Requirement:
Pictures do not belong in your copy. Repeat all the other data exactly.

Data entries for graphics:
- - - - - - -

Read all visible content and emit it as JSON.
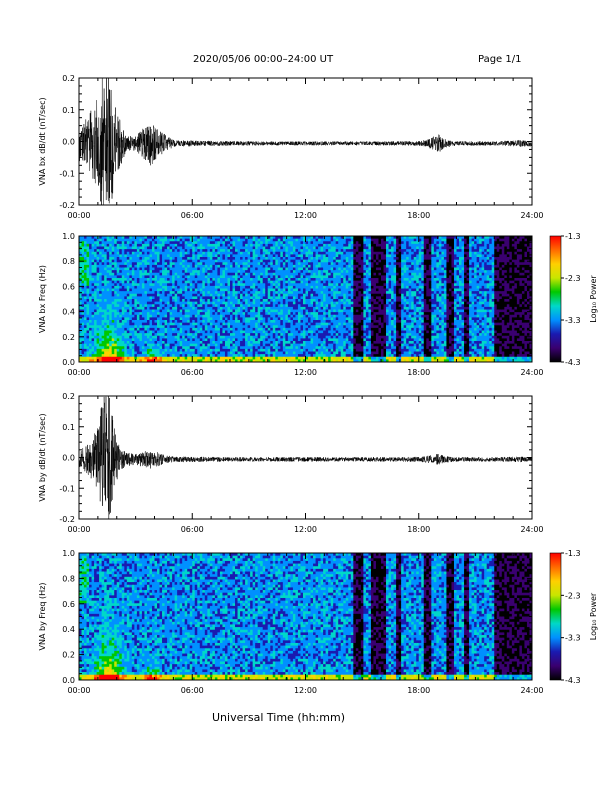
{
  "header": {
    "date_range": "2020/05/06  00:00–24:00 UT",
    "page": "Page 1/1"
  },
  "xlabel": "Universal Time (hh:mm)",
  "colorbar": {
    "label": "Log₁₀ Power",
    "ticks": [
      "-1.3",
      "-2.3",
      "-3.3",
      "-4.3"
    ],
    "range": [
      -4.3,
      -1.3
    ],
    "colors": [
      "#000000",
      "#3a0070",
      "#1a1ab0",
      "#0090ff",
      "#00d8c8",
      "#00c800",
      "#c8e600",
      "#ffd000",
      "#ff6a00",
      "#ff0000"
    ]
  },
  "chart_data": [
    {
      "type": "line",
      "ylabel": "VNA bx dB/dt (nT/sec)",
      "xlim": [
        0,
        24
      ],
      "ylim": [
        -0.2,
        0.2
      ],
      "yticks": [
        "0.2",
        "0.1",
        "0.0",
        "-0.1",
        "-0.2"
      ],
      "xticks": [
        "00:00",
        "06:00",
        "12:00",
        "18:00",
        "24:00"
      ],
      "envelope": {
        "hours": [
          0.0,
          0.5,
          1.0,
          1.3,
          1.6,
          1.9,
          2.2,
          2.5,
          3.0,
          3.5,
          3.8,
          4.2,
          4.6,
          5.0,
          6.0,
          8.0,
          10.0,
          12.0,
          14.0,
          16.0,
          18.0,
          18.7,
          19.0,
          19.4,
          20.0,
          22.0,
          23.5,
          24.0
        ],
        "amplitude": [
          0.06,
          0.1,
          0.16,
          0.26,
          0.26,
          0.14,
          0.08,
          0.03,
          0.025,
          0.06,
          0.08,
          0.05,
          0.03,
          0.012,
          0.01,
          0.008,
          0.007,
          0.007,
          0.007,
          0.007,
          0.008,
          0.02,
          0.035,
          0.015,
          0.008,
          0.007,
          0.012,
          0.01
        ]
      }
    },
    {
      "type": "heatmap",
      "ylabel": "VNA bx Freq (Hz)",
      "xlim": [
        0,
        24
      ],
      "ylim": [
        0,
        1.0
      ],
      "yticks": [
        "1.0",
        "0.8",
        "0.6",
        "0.4",
        "0.2",
        "0.0"
      ],
      "xticks": [
        "00:00",
        "06:00",
        "12:00",
        "18:00",
        "24:00"
      ],
      "zlim": [
        -4.3,
        -1.3
      ]
    },
    {
      "type": "line",
      "ylabel": "VNA by dB/dt (nT/sec)",
      "xlim": [
        0,
        24
      ],
      "ylim": [
        -0.2,
        0.2
      ],
      "yticks": [
        "0.2",
        "0.1",
        "0.0",
        "-0.1",
        "-0.2"
      ],
      "xticks": [
        "00:00",
        "06:00",
        "12:00",
        "18:00",
        "24:00"
      ],
      "envelope": {
        "hours": [
          0.0,
          0.5,
          1.0,
          1.3,
          1.6,
          1.9,
          2.2,
          2.5,
          3.0,
          3.5,
          3.8,
          4.2,
          4.6,
          5.0,
          6.0,
          8.0,
          10.0,
          12.0,
          14.0,
          16.0,
          18.0,
          18.7,
          19.0,
          19.4,
          20.0,
          22.0,
          23.5,
          24.0
        ],
        "amplitude": [
          0.03,
          0.06,
          0.12,
          0.25,
          0.25,
          0.1,
          0.04,
          0.025,
          0.02,
          0.03,
          0.035,
          0.025,
          0.015,
          0.01,
          0.01,
          0.008,
          0.008,
          0.008,
          0.008,
          0.008,
          0.009,
          0.015,
          0.02,
          0.012,
          0.008,
          0.008,
          0.01,
          0.008
        ]
      }
    },
    {
      "type": "heatmap",
      "ylabel": "VNA by Freq (Hz)",
      "xlim": [
        0,
        24
      ],
      "ylim": [
        0,
        1.0
      ],
      "yticks": [
        "1.0",
        "0.8",
        "0.6",
        "0.4",
        "0.2",
        "0.0"
      ],
      "xticks": [
        "00:00",
        "06:00",
        "12:00",
        "18:00",
        "24:00"
      ],
      "zlim": [
        -4.3,
        -1.3
      ]
    }
  ]
}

- - - - - - -

Final answer:
Read all visible content and emit it as JSON.
{
  "header": {
    "date_range": "2020/05/06  00:00–24:00 UT",
    "page": "Page 1/1"
  },
  "xlabel": "Universal Time (hh:mm)",
  "colorbar": {
    "label": "Log₁₀ Power",
    "ticks": [
      "-1.3",
      "-2.3",
      "-3.3",
      "-4.3"
    ],
    "range": [
      -4.3,
      -1.3
    ],
    "colors": [
      "#000000",
      "#3a0070",
      "#1a1ab0",
      "#0090ff",
      "#00d8c8",
      "#00c800",
      "#c8e600",
      "#ffd000",
      "#ff6a00",
      "#ff0000"
    ]
  },
  "chart_data": [
    {
      "type": "line",
      "ylabel": "VNA bx dB/dt (nT/sec)",
      "xlim": [
        0,
        24
      ],
      "ylim": [
        -0.2,
        0.2
      ],
      "yticks": [
        "0.2",
        "0.1",
        "0.0",
        "-0.1",
        "-0.2"
      ],
      "xticks": [
        "00:00",
        "06:00",
        "12:00",
        "18:00",
        "24:00"
      ],
      "envelope": {
        "hours": [
          0.0,
          0.5,
          1.0,
          1.3,
          1.6,
          1.9,
          2.2,
          2.5,
          3.0,
          3.5,
          3.8,
          4.2,
          4.6,
          5.0,
          6.0,
          8.0,
          10.0,
          12.0,
          14.0,
          16.0,
          18.0,
          18.7,
          19.0,
          19.4,
          20.0,
          22.0,
          23.5,
          24.0
        ],
        "amplitude": [
          0.06,
          0.1,
          0.16,
          0.26,
          0.26,
          0.14,
          0.08,
          0.03,
          0.025,
          0.06,
          0.08,
          0.05,
          0.03,
          0.012,
          0.01,
          0.008,
          0.007,
          0.007,
          0.007,
          0.007,
          0.008,
          0.02,
          0.035,
          0.015,
          0.008,
          0.007,
          0.012,
          0.01
        ]
      }
    },
    {
      "type": "heatmap",
      "ylabel": "VNA bx Freq (Hz)",
      "xlim": [
        0,
        24
      ],
      "ylim": [
        0,
        1.0
      ],
      "yticks": [
        "1.0",
        "0.8",
        "0.6",
        "0.4",
        "0.2",
        "0.0"
      ],
      "xticks": [
        "00:00",
        "06:00",
        "12:00",
        "18:00",
        "24:00"
      ],
      "zlim": [
        -4.3,
        -1.3
      ]
    },
    {
      "type": "line",
      "ylabel": "VNA by dB/dt (nT/sec)",
      "xlim": [
        0,
        24
      ],
      "ylim": [
        -0.2,
        0.2
      ],
      "yticks": [
        "0.2",
        "0.1",
        "0.0",
        "-0.1",
        "-0.2"
      ],
      "xticks": [
        "00:00",
        "06:00",
        "12:00",
        "18:00",
        "24:00"
      ],
      "envelope": {
        "hours": [
          0.0,
          0.5,
          1.0,
          1.3,
          1.6,
          1.9,
          2.2,
          2.5,
          3.0,
          3.5,
          3.8,
          4.2,
          4.6,
          5.0,
          6.0,
          8.0,
          10.0,
          12.0,
          14.0,
          16.0,
          18.0,
          18.7,
          19.0,
          19.4,
          20.0,
          22.0,
          23.5,
          24.0
        ],
        "amplitude": [
          0.03,
          0.06,
          0.12,
          0.25,
          0.25,
          0.1,
          0.04,
          0.025,
          0.02,
          0.03,
          0.035,
          0.025,
          0.015,
          0.01,
          0.01,
          0.008,
          0.008,
          0.008,
          0.008,
          0.008,
          0.009,
          0.015,
          0.02,
          0.012,
          0.008,
          0.008,
          0.01,
          0.008
        ]
      }
    },
    {
      "type": "heatmap",
      "ylabel": "VNA by Freq (Hz)",
      "xlim": [
        0,
        24
      ],
      "ylim": [
        0,
        1.0
      ],
      "yticks": [
        "1.0",
        "0.8",
        "0.6",
        "0.4",
        "0.2",
        "0.0"
      ],
      "xticks": [
        "00:00",
        "06:00",
        "12:00",
        "18:00",
        "24:00"
      ],
      "zlim": [
        -4.3,
        -1.3
      ]
    }
  ]
}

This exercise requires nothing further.